- Source records

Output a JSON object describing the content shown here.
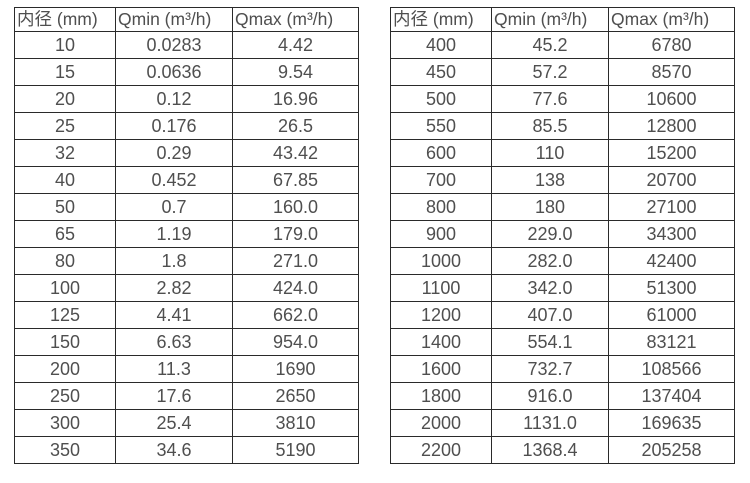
{
  "colors": {
    "border": "#2a2a2a",
    "text": "#4f4f4f",
    "background": "#ffffff"
  },
  "chart_data": [
    {
      "type": "table",
      "title": "",
      "headers": [
        "内径 (mm)",
        "Qmin (m³/h)",
        "Qmax (m³/h)"
      ],
      "rows": [
        [
          "10",
          "0.0283",
          "4.42"
        ],
        [
          "15",
          "0.0636",
          "9.54"
        ],
        [
          "20",
          "0.12",
          "16.96"
        ],
        [
          "25",
          "0.176",
          "26.5"
        ],
        [
          "32",
          "0.29",
          "43.42"
        ],
        [
          "40",
          "0.452",
          "67.85"
        ],
        [
          "50",
          "0.7",
          "160.0"
        ],
        [
          "65",
          "1.19",
          "179.0"
        ],
        [
          "80",
          "1.8",
          "271.0"
        ],
        [
          "100",
          "2.82",
          "424.0"
        ],
        [
          "125",
          "4.41",
          "662.0"
        ],
        [
          "150",
          "6.63",
          "954.0"
        ],
        [
          "200",
          "11.3",
          "1690"
        ],
        [
          "250",
          "17.6",
          "2650"
        ],
        [
          "300",
          "25.4",
          "3810"
        ],
        [
          "350",
          "34.6",
          "5190"
        ]
      ]
    },
    {
      "type": "table",
      "title": "",
      "headers": [
        "内径 (mm)",
        "Qmin (m³/h)",
        "Qmax (m³/h)"
      ],
      "rows": [
        [
          "400",
          "45.2",
          "6780"
        ],
        [
          "450",
          "57.2",
          "8570"
        ],
        [
          "500",
          "77.6",
          "10600"
        ],
        [
          "550",
          "85.5",
          "12800"
        ],
        [
          "600",
          "110",
          "15200"
        ],
        [
          "700",
          "138",
          "20700"
        ],
        [
          "800",
          "180",
          "27100"
        ],
        [
          "900",
          "229.0",
          "34300"
        ],
        [
          "1000",
          "282.0",
          "42400"
        ],
        [
          "1100",
          "342.0",
          "51300"
        ],
        [
          "1200",
          "407.0",
          "61000"
        ],
        [
          "1400",
          "554.1",
          "83121"
        ],
        [
          "1600",
          "732.7",
          "108566"
        ],
        [
          "1800",
          "916.0",
          "137404"
        ],
        [
          "2000",
          "1131.0",
          "169635"
        ],
        [
          "2200",
          "1368.4",
          "205258"
        ]
      ]
    }
  ]
}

- Problem statement
Restate each entry word for word, please, but drop any images it holds.

- Result for this exercise
Output a JSON object describing the content shown here.
{
  "colors": {
    "border": "#2a2a2a",
    "text": "#4f4f4f",
    "background": "#ffffff"
  },
  "chart_data": [
    {
      "type": "table",
      "title": "",
      "headers": [
        "内径 (mm)",
        "Qmin (m³/h)",
        "Qmax (m³/h)"
      ],
      "rows": [
        [
          "10",
          "0.0283",
          "4.42"
        ],
        [
          "15",
          "0.0636",
          "9.54"
        ],
        [
          "20",
          "0.12",
          "16.96"
        ],
        [
          "25",
          "0.176",
          "26.5"
        ],
        [
          "32",
          "0.29",
          "43.42"
        ],
        [
          "40",
          "0.452",
          "67.85"
        ],
        [
          "50",
          "0.7",
          "160.0"
        ],
        [
          "65",
          "1.19",
          "179.0"
        ],
        [
          "80",
          "1.8",
          "271.0"
        ],
        [
          "100",
          "2.82",
          "424.0"
        ],
        [
          "125",
          "4.41",
          "662.0"
        ],
        [
          "150",
          "6.63",
          "954.0"
        ],
        [
          "200",
          "11.3",
          "1690"
        ],
        [
          "250",
          "17.6",
          "2650"
        ],
        [
          "300",
          "25.4",
          "3810"
        ],
        [
          "350",
          "34.6",
          "5190"
        ]
      ]
    },
    {
      "type": "table",
      "title": "",
      "headers": [
        "内径 (mm)",
        "Qmin (m³/h)",
        "Qmax (m³/h)"
      ],
      "rows": [
        [
          "400",
          "45.2",
          "6780"
        ],
        [
          "450",
          "57.2",
          "8570"
        ],
        [
          "500",
          "77.6",
          "10600"
        ],
        [
          "550",
          "85.5",
          "12800"
        ],
        [
          "600",
          "110",
          "15200"
        ],
        [
          "700",
          "138",
          "20700"
        ],
        [
          "800",
          "180",
          "27100"
        ],
        [
          "900",
          "229.0",
          "34300"
        ],
        [
          "1000",
          "282.0",
          "42400"
        ],
        [
          "1100",
          "342.0",
          "51300"
        ],
        [
          "1200",
          "407.0",
          "61000"
        ],
        [
          "1400",
          "554.1",
          "83121"
        ],
        [
          "1600",
          "732.7",
          "108566"
        ],
        [
          "1800",
          "916.0",
          "137404"
        ],
        [
          "2000",
          "1131.0",
          "169635"
        ],
        [
          "2200",
          "1368.4",
          "205258"
        ]
      ]
    }
  ]
}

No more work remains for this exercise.